BEGIN Provided records

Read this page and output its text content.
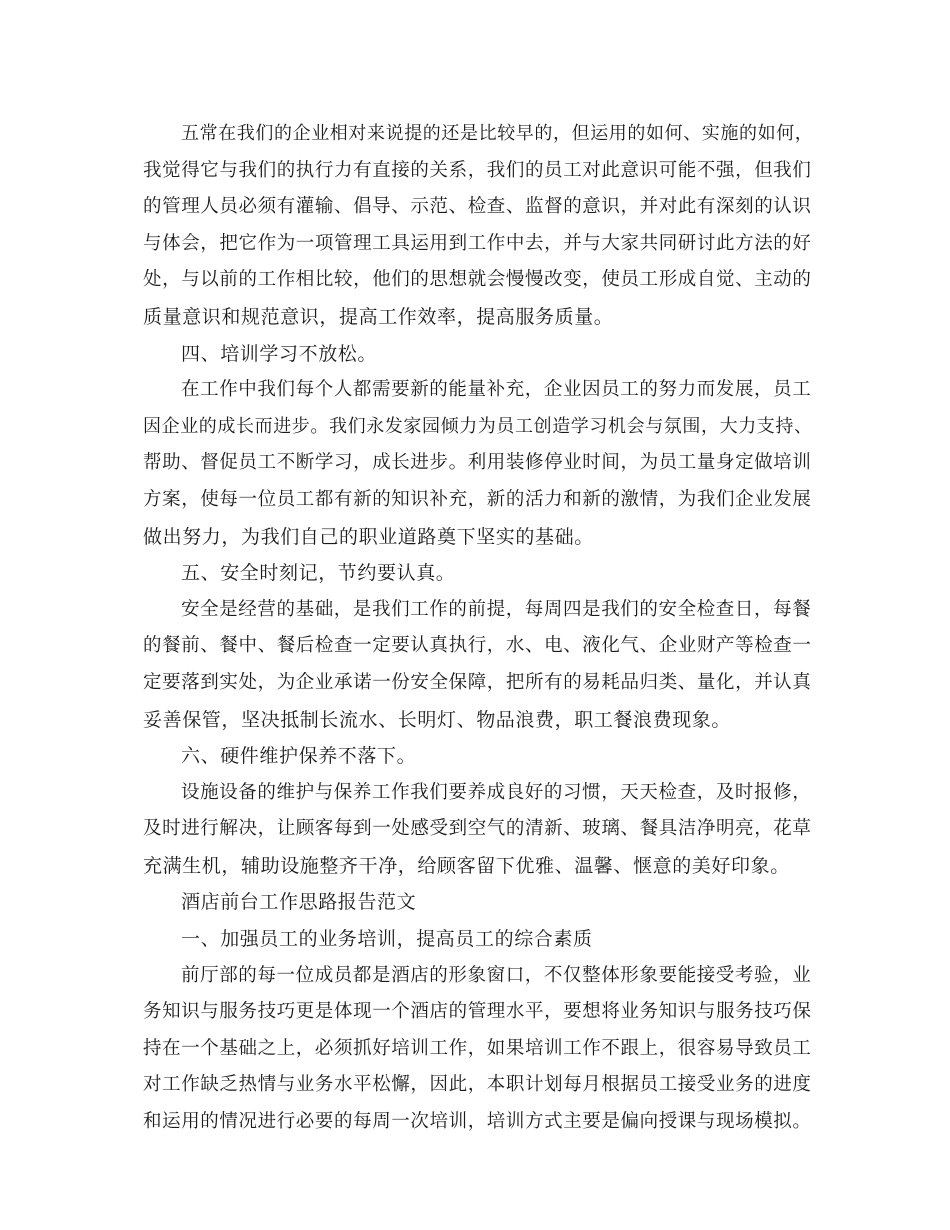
五常在我们的企业相对来说提的还是比较早的，但运用的如何、实施的如何，
我觉得它与我们的执行力有直接的关系，我们的员工对此意识可能不强，但我们
的管理人员必须有灌输、倡导、示范、检查、监督的意识，并对此有深刻的认识
与体会，把它作为一项管理工具运用到工作中去，并与大家共同研讨此方法的好
处，与以前的工作相比较，他们的思想就会慢慢改变，使员工形成自觉、主动的
质量意识和规范意识，提高工作效率，提高服务质量。
四、培训学习不放松。
在工作中我们每个人都需要新的能量补充，企业因员工的努力而发展，员工
因企业的成长而进步。我们永发家园倾力为员工创造学习机会与氛围，大力支持、
帮助、督促员工不断学习，成长进步。利用装修停业时间，为员工量身定做培训
方案，使每一位员工都有新的知识补充，新的活力和新的激情，为我们企业发展
做出努力，为我们自己的职业道路奠下坚实的基础。
五、安全时刻记，节约要认真。
安全是经营的基础，是我们工作的前提，每周四是我们的安全检查日，每餐
的餐前、餐中、餐后检查一定要认真执行，水、电、液化气、企业财产等检查一
定要落到实处，为企业承诺一份安全保障，把所有的易耗品归类、量化，并认真
妥善保管，坚决抵制长流水、长明灯、物品浪费，职工餐浪费现象。
六、硬件维护保养不落下。
设施设备的维护与保养工作我们要养成良好的习惯，天天检查，及时报修，
及时进行解决，让顾客每到一处感受到空气的清新、玻璃、餐具洁净明亮，花草
充满生机，辅助设施整齐干净，给顾客留下优雅、温馨、惬意的美好印象。
酒店前台工作思路报告范文
一、加强员工的业务培训，提高员工的综合素质
前厅部的每一位成员都是酒店的形象窗口，不仅整体形象要能接受考验，业
务知识与服务技巧更是体现一个酒店的管理水平，要想将业务知识与服务技巧保
持在一个基础之上，必须抓好培训工作，如果培训工作不跟上，很容易导致员工
对工作缺乏热情与业务水平松懈，因此，本职计划每月根据员工接受业务的进度
和运用的情况进行必要的每周一次培训，培训方式主要是偏向授课与现场模拟。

END Provided records

■ **Job**: Keep the pictures out and write out the records exactly.

■ **Task response**:
Read this page and output its text content.
五常在我们的企业相对来说提的还是比较早的，但运用的如何、实施的如何，
我觉得它与我们的执行力有直接的关系，我们的员工对此意识可能不强，但我们
的管理人员必须有灌输、倡导、示范、检查、监督的意识，并对此有深刻的认识
与体会，把它作为一项管理工具运用到工作中去，并与大家共同研讨此方法的好
处，与以前的工作相比较，他们的思想就会慢慢改变，使员工形成自觉、主动的
质量意识和规范意识，提高工作效率，提高服务质量。
四、培训学习不放松。
在工作中我们每个人都需要新的能量补充，企业因员工的努力而发展，员工
因企业的成长而进步。我们永发家园倾力为员工创造学习机会与氛围，大力支持、
帮助、督促员工不断学习，成长进步。利用装修停业时间，为员工量身定做培训
方案，使每一位员工都有新的知识补充，新的活力和新的激情，为我们企业发展
做出努力，为我们自己的职业道路奠下坚实的基础。
五、安全时刻记，节约要认真。
安全是经营的基础，是我们工作的前提，每周四是我们的安全检查日，每餐
的餐前、餐中、餐后检查一定要认真执行，水、电、液化气、企业财产等检查一
定要落到实处，为企业承诺一份安全保障，把所有的易耗品归类、量化，并认真
妥善保管，坚决抵制长流水、长明灯、物品浪费，职工餐浪费现象。
六、硬件维护保养不落下。
设施设备的维护与保养工作我们要养成良好的习惯，天天检查，及时报修，
及时进行解决，让顾客每到一处感受到空气的清新、玻璃、餐具洁净明亮，花草
充满生机，辅助设施整齐干净，给顾客留下优雅、温馨、惬意的美好印象。
酒店前台工作思路报告范文
一、加强员工的业务培训，提高员工的综合素质
前厅部的每一位成员都是酒店的形象窗口，不仅整体形象要能接受考验，业
务知识与服务技巧更是体现一个酒店的管理水平，要想将业务知识与服务技巧保
持在一个基础之上，必须抓好培训工作，如果培训工作不跟上，很容易导致员工
对工作缺乏热情与业务水平松懈，因此，本职计划每月根据员工接受业务的进度
和运用的情况进行必要的每周一次培训，培训方式主要是偏向授课与现场模拟。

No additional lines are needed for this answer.